(Data excerpts)
====================
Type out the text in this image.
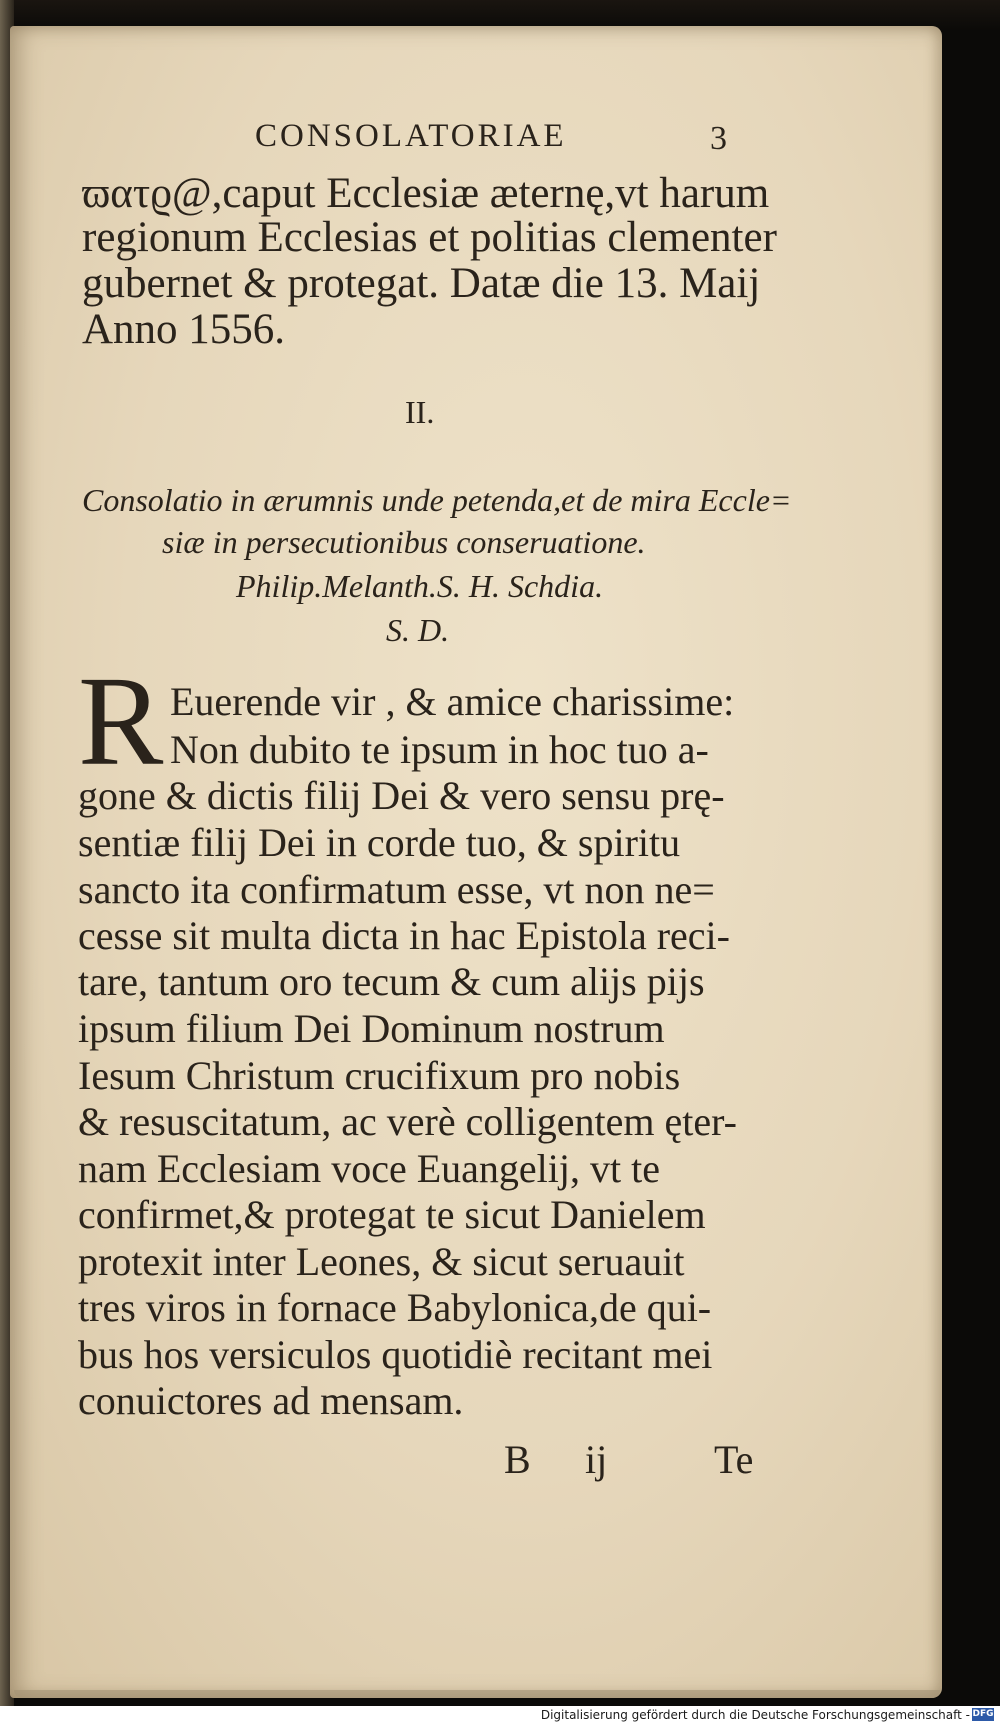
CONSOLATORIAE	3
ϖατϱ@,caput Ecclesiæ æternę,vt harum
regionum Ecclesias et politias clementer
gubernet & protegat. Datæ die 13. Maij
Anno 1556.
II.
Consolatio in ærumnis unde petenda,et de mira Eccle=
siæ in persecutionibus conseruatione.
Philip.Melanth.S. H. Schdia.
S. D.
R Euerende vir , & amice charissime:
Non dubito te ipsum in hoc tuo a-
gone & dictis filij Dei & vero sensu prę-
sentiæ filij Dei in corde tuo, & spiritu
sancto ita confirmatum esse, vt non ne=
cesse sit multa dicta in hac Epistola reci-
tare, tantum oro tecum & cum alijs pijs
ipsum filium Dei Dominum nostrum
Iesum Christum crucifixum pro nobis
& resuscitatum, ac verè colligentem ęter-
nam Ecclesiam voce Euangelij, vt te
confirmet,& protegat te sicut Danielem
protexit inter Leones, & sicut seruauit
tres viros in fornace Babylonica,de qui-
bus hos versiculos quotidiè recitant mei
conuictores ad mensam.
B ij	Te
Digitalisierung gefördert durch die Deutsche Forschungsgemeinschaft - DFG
====================
◆ **Set exercise**
Make an exact copy of the data, leaving its pictures out.

◆ **Written solution**
Type out the text in this image.
CONSOLATORIAE	3
ϖατϱ@,caput Ecclesiæ æternę,vt harum
regionum Ecclesias et politias clementer
gubernet & protegat. Datæ die 13. Maij
Anno 1556.
II.
Consolatio in ærumnis unde petenda,et de mira Eccle=
siæ in persecutionibus conseruatione.
Philip.Melanth.S. H. Schdia.
S. D.
R Euerende vir , & amice charissime:
Non dubito te ipsum in hoc tuo a-
gone & dictis filij Dei & vero sensu prę-
sentiæ filij Dei in corde tuo, & spiritu
sancto ita confirmatum esse, vt non ne=
cesse sit multa dicta in hac Epistola reci-
tare, tantum oro tecum & cum alijs pijs
ipsum filium Dei Dominum nostrum
Iesum Christum crucifixum pro nobis
& resuscitatum, ac verè colligentem ęter-
nam Ecclesiam voce Euangelij, vt te
confirmet,& protegat te sicut Danielem
protexit inter Leones, & sicut seruauit
tres viros in fornace Babylonica,de qui-
bus hos versiculos quotidiè recitant mei
conuictores ad mensam.
B ij	Te
Digitalisierung gefördert durch die Deutsche Forschungsgemeinschaft - DFG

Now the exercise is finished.